■ **REQUIREMENTS**:
Can you transcribe every line exactly and leave the pictures behind?

■ **Figure data in JSON**:
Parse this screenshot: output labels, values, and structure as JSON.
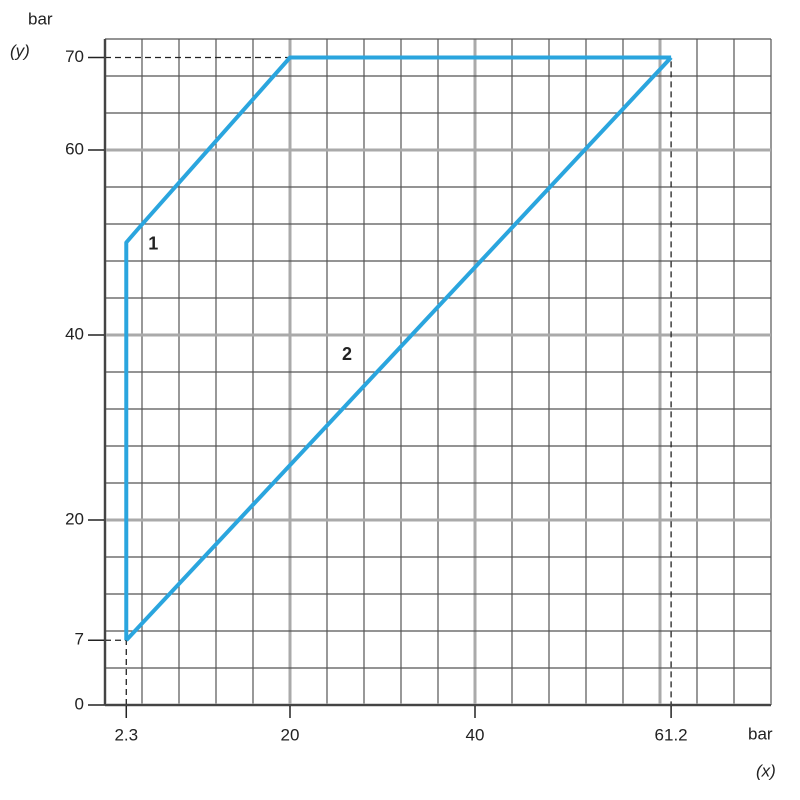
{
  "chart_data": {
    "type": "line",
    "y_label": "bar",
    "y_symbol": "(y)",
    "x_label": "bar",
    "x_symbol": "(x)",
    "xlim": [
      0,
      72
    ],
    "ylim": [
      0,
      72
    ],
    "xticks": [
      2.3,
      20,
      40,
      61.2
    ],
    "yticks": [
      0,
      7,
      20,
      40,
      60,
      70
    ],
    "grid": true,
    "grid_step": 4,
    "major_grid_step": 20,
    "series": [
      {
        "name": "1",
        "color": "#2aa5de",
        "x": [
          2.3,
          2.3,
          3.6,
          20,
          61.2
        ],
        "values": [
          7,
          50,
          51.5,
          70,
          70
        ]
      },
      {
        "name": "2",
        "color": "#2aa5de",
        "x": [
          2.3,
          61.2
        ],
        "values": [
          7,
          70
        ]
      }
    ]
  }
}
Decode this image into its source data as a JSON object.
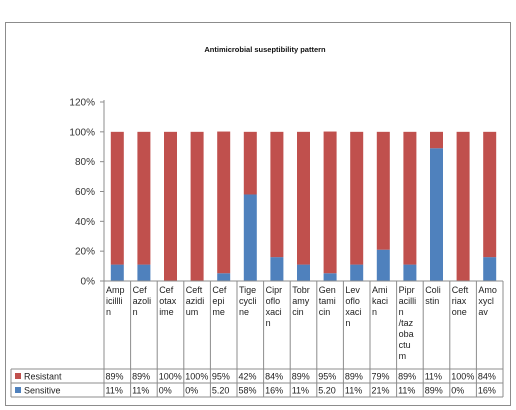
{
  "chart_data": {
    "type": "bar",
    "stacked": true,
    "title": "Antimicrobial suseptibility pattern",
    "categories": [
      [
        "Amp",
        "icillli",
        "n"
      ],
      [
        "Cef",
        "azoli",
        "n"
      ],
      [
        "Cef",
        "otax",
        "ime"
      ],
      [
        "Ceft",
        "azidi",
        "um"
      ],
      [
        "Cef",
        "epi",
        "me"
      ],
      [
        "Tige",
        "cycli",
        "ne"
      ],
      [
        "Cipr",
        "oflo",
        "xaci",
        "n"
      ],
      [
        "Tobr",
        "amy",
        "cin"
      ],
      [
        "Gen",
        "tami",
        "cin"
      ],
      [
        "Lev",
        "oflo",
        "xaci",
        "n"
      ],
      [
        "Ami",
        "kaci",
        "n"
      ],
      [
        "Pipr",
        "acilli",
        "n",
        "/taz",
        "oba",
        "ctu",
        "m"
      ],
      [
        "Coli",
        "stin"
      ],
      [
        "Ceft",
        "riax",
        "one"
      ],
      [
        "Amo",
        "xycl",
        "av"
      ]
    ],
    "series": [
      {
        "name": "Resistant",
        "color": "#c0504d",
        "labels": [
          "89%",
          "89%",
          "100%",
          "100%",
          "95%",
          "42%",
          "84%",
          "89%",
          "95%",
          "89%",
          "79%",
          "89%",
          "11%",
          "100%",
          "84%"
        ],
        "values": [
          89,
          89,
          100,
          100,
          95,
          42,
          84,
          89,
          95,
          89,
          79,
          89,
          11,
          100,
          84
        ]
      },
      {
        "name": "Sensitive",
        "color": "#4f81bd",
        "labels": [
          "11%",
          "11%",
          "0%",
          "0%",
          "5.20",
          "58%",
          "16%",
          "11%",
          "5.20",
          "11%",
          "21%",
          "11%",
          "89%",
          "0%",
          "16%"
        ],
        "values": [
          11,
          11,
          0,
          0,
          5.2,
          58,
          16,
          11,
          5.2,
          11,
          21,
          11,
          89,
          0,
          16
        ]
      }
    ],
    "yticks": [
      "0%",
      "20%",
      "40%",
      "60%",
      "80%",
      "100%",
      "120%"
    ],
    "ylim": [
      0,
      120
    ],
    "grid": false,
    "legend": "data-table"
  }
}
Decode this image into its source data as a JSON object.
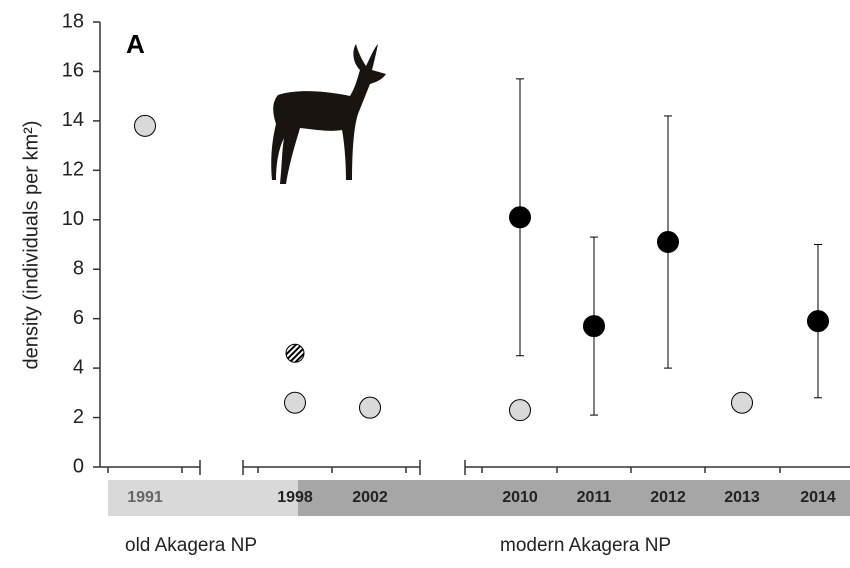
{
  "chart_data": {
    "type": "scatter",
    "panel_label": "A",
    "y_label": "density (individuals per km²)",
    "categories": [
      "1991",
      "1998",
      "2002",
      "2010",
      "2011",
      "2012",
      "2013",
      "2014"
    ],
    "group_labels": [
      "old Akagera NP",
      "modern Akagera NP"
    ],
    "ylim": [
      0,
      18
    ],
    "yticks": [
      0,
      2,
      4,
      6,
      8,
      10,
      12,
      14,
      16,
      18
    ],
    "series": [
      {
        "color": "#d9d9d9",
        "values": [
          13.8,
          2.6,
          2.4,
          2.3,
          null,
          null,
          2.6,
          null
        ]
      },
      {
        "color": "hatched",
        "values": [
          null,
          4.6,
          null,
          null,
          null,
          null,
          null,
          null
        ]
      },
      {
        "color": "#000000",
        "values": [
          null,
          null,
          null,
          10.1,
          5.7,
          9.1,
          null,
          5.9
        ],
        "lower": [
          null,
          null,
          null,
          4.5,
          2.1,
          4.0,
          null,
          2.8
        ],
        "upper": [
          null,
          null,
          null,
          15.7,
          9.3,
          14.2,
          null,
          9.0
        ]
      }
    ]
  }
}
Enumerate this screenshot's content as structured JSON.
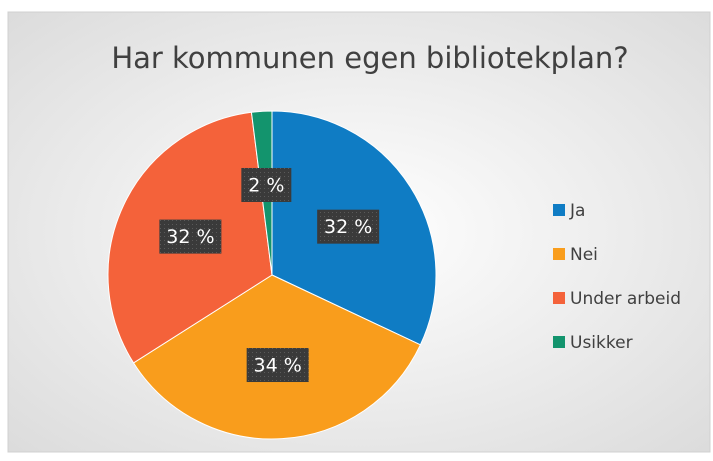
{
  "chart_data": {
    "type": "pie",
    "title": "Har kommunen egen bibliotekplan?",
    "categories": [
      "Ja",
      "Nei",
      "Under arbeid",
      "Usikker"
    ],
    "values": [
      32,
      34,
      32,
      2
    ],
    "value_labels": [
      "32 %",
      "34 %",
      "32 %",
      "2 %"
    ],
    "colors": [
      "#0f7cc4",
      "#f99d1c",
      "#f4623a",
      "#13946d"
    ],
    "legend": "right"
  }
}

■ **THE RESULT**:
Parse this screenshot: output labels, values, and structure as JSON.
{
  "chart_data": {
    "type": "line",
    "y_label": "bar",
    "y_symbol": "(y)",
    "x_label": "bar",
    "x_symbol": "(x)",
    "xlim": [
      0,
      72
    ],
    "ylim": [
      0,
      72
    ],
    "xticks": [
      2.3,
      20,
      40,
      61.2
    ],
    "yticks": [
      0,
      7,
      20,
      40,
      60,
      70
    ],
    "grid": true,
    "grid_step": 4,
    "major_grid_step": 20,
    "series": [
      {
        "name": "1",
        "color": "#2aa5de",
        "x": [
          2.3,
          2.3,
          3.6,
          20,
          61.2
        ],
        "values": [
          7,
          50,
          51.5,
          70,
          70
        ]
      },
      {
        "name": "2",
        "color": "#2aa5de",
        "x": [
          2.3,
          61.2
        ],
        "values": [
          7,
          70
        ]
      }
    ]
  }
}
Decode this image into its source data as a JSON object.
{
  "chart_data": {
    "type": "bar",
    "stacked": true,
    "title": "Antimicrobial suseptibility pattern",
    "categories": [
      [
        "Amp",
        "icillli",
        "n"
      ],
      [
        "Cef",
        "azoli",
        "n"
      ],
      [
        "Cef",
        "otax",
        "ime"
      ],
      [
        "Ceft",
        "azidi",
        "um"
      ],
      [
        "Cef",
        "epi",
        "me"
      ],
      [
        "Tige",
        "cycli",
        "ne"
      ],
      [
        "Cipr",
        "oflo",
        "xaci",
        "n"
      ],
      [
        "Tobr",
        "amy",
        "cin"
      ],
      [
        "Gen",
        "tami",
        "cin"
      ],
      [
        "Lev",
        "oflo",
        "xaci",
        "n"
      ],
      [
        "Ami",
        "kaci",
        "n"
      ],
      [
        "Pipr",
        "acilli",
        "n",
        "/taz",
        "oba",
        "ctu",
        "m"
      ],
      [
        "Coli",
        "stin"
      ],
      [
        "Ceft",
        "riax",
        "one"
      ],
      [
        "Amo",
        "xycl",
        "av"
      ]
    ],
    "series": [
      {
        "name": "Resistant",
        "color": "#c0504d",
        "labels": [
          "89%",
          "89%",
          "100%",
          "100%",
          "95%",
          "42%",
          "84%",
          "89%",
          "95%",
          "89%",
          "79%",
          "89%",
          "11%",
          "100%",
          "84%"
        ],
        "values": [
          89,
          89,
          100,
          100,
          95,
          42,
          84,
          89,
          95,
          89,
          79,
          89,
          11,
          100,
          84
        ]
      },
      {
        "name": "Sensitive",
        "color": "#4f81bd",
        "labels": [
          "11%",
          "11%",
          "0%",
          "0%",
          "5.20",
          "58%",
          "16%",
          "11%",
          "5.20",
          "11%",
          "21%",
          "11%",
          "89%",
          "0%",
          "16%"
        ],
        "values": [
          11,
          11,
          0,
          0,
          5.2,
          58,
          16,
          11,
          5.2,
          11,
          21,
          11,
          89,
          0,
          16
        ]
      }
    ],
    "yticks": [
      "0%",
      "20%",
      "40%",
      "60%",
      "80%",
      "100%",
      "120%"
    ],
    "ylim": [
      0,
      120
    ],
    "grid": false,
    "legend": "data-table"
  }
}
Decode this image into its source data as a JSON object.
{
  "chart_data": {
    "type": "scatter",
    "panel_label": "A",
    "y_label": "density (individuals per km²)",
    "categories": [
      "1991",
      "1998",
      "2002",
      "2010",
      "2011",
      "2012",
      "2013",
      "2014"
    ],
    "group_labels": [
      "old Akagera NP",
      "modern Akagera NP"
    ],
    "ylim": [
      0,
      18
    ],
    "yticks": [
      0,
      2,
      4,
      6,
      8,
      10,
      12,
      14,
      16,
      18
    ],
    "series": [
      {
        "color": "#d9d9d9",
        "values": [
          13.8,
          2.6,
          2.4,
          2.3,
          null,
          null,
          2.6,
          null
        ]
      },
      {
        "color": "hatched",
        "values": [
          null,
          4.6,
          null,
          null,
          null,
          null,
          null,
          null
        ]
      },
      {
        "color": "#000000",
        "values": [
          null,
          null,
          null,
          10.1,
          5.7,
          9.1,
          null,
          5.9
        ],
        "lower": [
          null,
          null,
          null,
          4.5,
          2.1,
          4.0,
          null,
          2.8
        ],
        "upper": [
          null,
          null,
          null,
          15.7,
          9.3,
          14.2,
          null,
          9.0
        ]
      }
    ]
  }
}
Enumerate this screenshot's content as structured JSON.
{
  "chart_data": {
    "type": "pie",
    "title": "Har kommunen egen bibliotekplan?",
    "categories": [
      "Ja",
      "Nei",
      "Under arbeid",
      "Usikker"
    ],
    "values": [
      32,
      34,
      32,
      2
    ],
    "value_labels": [
      "32 %",
      "34 %",
      "32 %",
      "2 %"
    ],
    "colors": [
      "#0f7cc4",
      "#f99d1c",
      "#f4623a",
      "#13946d"
    ],
    "legend": "right"
  }
}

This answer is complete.